[Task to carry out]: Scan the data below for the string "Performance". Show every line where it turns up.

# start of Exercise inputs

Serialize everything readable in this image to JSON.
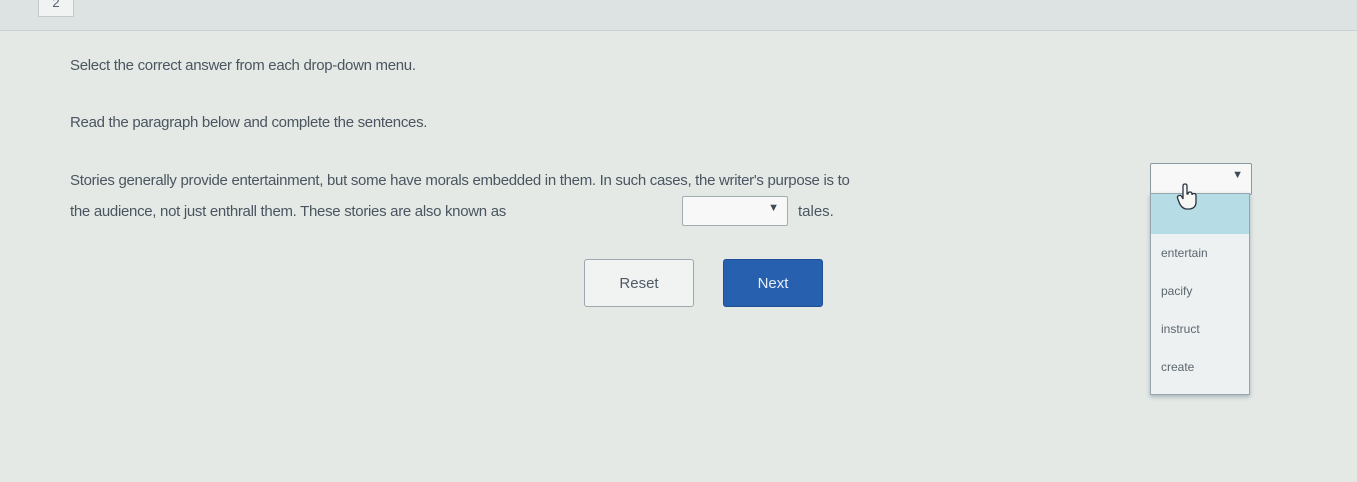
{
  "question": {
    "number": "2"
  },
  "instructions": {
    "line1": "Select the correct answer from each drop-down menu.",
    "line2": "Read the paragraph below and complete the sentences."
  },
  "paragraph": {
    "part1": "Stories generally provide entertainment, but some have morals embedded in them. In such cases, the writer's purpose is to",
    "part2": "the audience, not just enthrall them. These stories are also known as",
    "part3": "tales."
  },
  "dropdown1": {
    "selected": "",
    "options": [
      "entertain",
      "pacify",
      "instruct",
      "create"
    ]
  },
  "dropdown2": {
    "selected": ""
  },
  "buttons": {
    "reset": "Reset",
    "next": "Next"
  },
  "icons": {
    "chevron": "chevron-down-icon",
    "cursor": "hand-pointer-icon"
  },
  "colors": {
    "next_button": "#2860b0",
    "highlight_option": "#b6dce6"
  }
}
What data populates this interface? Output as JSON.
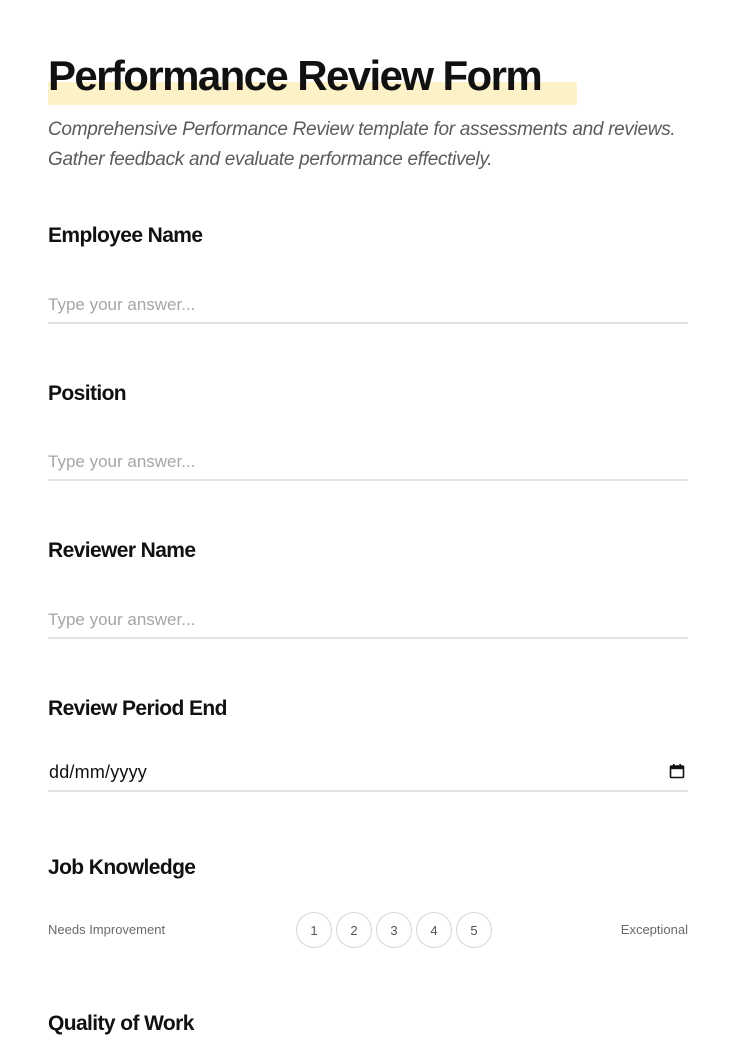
{
  "form": {
    "title": "Performance Review Form",
    "subtitle": "Comprehensive Performance Review template for assessments and reviews. Gather feedback and evaluate performance effectively.",
    "highlight_color": "#fdf1c8"
  },
  "questions": {
    "employee_name": {
      "label": "Employee Name",
      "placeholder": "Type your answer...",
      "value": ""
    },
    "position": {
      "label": "Position",
      "placeholder": "Type your answer...",
      "value": ""
    },
    "reviewer_name": {
      "label": "Reviewer Name",
      "placeholder": "Type your answer...",
      "value": ""
    },
    "review_period_end": {
      "label": "Review Period End",
      "value": "dd/mm/yyyy",
      "icon": "calendar-icon"
    },
    "job_knowledge": {
      "label": "Job Knowledge",
      "low_label": "Needs Improvement",
      "high_label": "Exceptional",
      "options": [
        "1",
        "2",
        "3",
        "4",
        "5"
      ]
    },
    "quality_of_work": {
      "label": "Quality of Work"
    }
  }
}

# end of Exercise inputs

[The solution]:
    "title": "Performance Review Form",
    "subtitle": "Comprehensive Performance Review template for assessments and reviews. Gather feedback and evaluate performance effectively.",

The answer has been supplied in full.